Rewrite the records from the first line down to and including the line that contains "legend-label-4: homogeneous skill, LF". Replace every "x-tick-label" with "x-axis-label", and change nothing else.

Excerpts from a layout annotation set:
---------------
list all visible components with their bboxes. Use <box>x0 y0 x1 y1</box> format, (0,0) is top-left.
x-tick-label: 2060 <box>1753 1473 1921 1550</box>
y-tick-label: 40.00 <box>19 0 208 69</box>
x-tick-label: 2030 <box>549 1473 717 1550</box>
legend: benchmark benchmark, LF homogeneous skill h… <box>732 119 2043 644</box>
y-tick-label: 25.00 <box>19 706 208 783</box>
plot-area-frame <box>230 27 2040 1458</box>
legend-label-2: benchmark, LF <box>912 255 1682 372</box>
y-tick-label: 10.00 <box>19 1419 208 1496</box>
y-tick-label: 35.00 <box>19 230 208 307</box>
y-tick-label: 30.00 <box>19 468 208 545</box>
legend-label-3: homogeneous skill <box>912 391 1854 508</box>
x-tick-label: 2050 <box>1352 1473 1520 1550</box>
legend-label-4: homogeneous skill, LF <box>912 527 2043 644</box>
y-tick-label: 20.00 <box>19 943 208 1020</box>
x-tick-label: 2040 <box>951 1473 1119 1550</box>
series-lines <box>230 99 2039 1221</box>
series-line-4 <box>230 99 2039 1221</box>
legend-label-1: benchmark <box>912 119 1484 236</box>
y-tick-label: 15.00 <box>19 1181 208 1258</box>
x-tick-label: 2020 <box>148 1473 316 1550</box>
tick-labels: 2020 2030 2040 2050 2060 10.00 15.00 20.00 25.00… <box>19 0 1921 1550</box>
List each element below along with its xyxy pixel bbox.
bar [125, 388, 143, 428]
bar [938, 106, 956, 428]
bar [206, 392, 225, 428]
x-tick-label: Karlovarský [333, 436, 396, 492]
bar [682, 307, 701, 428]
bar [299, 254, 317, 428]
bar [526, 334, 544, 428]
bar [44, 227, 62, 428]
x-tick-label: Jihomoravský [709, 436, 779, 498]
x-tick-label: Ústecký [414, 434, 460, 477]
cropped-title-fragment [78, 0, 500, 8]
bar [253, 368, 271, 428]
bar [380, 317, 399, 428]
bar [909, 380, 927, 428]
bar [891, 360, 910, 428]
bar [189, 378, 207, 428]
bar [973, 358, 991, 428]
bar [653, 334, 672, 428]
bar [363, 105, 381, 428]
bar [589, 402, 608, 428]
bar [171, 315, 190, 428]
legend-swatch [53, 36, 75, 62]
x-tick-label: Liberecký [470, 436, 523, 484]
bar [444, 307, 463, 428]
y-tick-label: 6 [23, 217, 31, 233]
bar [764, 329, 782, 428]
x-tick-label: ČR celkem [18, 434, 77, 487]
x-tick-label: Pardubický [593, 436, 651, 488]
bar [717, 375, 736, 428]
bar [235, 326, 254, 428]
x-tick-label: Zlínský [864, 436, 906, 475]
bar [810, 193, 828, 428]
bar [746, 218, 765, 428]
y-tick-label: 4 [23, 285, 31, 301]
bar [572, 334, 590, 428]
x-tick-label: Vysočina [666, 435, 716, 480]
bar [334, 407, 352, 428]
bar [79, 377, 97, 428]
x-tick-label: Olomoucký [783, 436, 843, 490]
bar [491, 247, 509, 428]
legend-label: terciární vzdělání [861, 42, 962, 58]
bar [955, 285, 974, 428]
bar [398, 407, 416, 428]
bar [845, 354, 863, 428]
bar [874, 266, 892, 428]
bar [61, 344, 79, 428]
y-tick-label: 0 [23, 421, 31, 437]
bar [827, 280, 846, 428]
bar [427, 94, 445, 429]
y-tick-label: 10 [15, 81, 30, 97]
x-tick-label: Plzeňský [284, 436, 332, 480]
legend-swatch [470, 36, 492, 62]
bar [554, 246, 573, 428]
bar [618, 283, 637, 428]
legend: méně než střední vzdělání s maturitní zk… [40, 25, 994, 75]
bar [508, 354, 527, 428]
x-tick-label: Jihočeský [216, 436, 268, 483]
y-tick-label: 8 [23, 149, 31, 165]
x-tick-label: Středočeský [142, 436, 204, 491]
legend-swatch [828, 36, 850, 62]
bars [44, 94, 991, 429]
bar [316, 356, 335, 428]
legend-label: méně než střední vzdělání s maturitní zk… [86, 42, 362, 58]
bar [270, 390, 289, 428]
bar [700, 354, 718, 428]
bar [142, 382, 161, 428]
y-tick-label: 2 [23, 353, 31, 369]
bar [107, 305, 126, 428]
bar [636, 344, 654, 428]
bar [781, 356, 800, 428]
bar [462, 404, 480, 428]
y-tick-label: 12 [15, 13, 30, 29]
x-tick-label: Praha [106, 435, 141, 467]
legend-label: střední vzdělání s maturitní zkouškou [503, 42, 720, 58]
---------------
EXPECTED ANSWER:
list all visible components with their bboxes. Use <box>x0 y0 x1 y1</box> format, (0,0) is top-left.
x-axis-label: 2060 <box>1753 1473 1921 1550</box>
y-tick-label: 40.00 <box>19 0 208 69</box>
x-axis-label: 2030 <box>549 1473 717 1550</box>
legend: benchmark benchmark, LF homogeneous skill h… <box>732 119 2043 644</box>
y-tick-label: 25.00 <box>19 706 208 783</box>
plot-area-frame <box>230 27 2040 1458</box>
legend-label-2: benchmark, LF <box>912 255 1682 372</box>
y-tick-label: 10.00 <box>19 1419 208 1496</box>
y-tick-label: 35.00 <box>19 230 208 307</box>
y-tick-label: 30.00 <box>19 468 208 545</box>
legend-label-3: homogeneous skill <box>912 391 1854 508</box>
x-axis-label: 2050 <box>1352 1473 1520 1550</box>
legend-label-4: homogeneous skill, LF <box>912 527 2043 644</box>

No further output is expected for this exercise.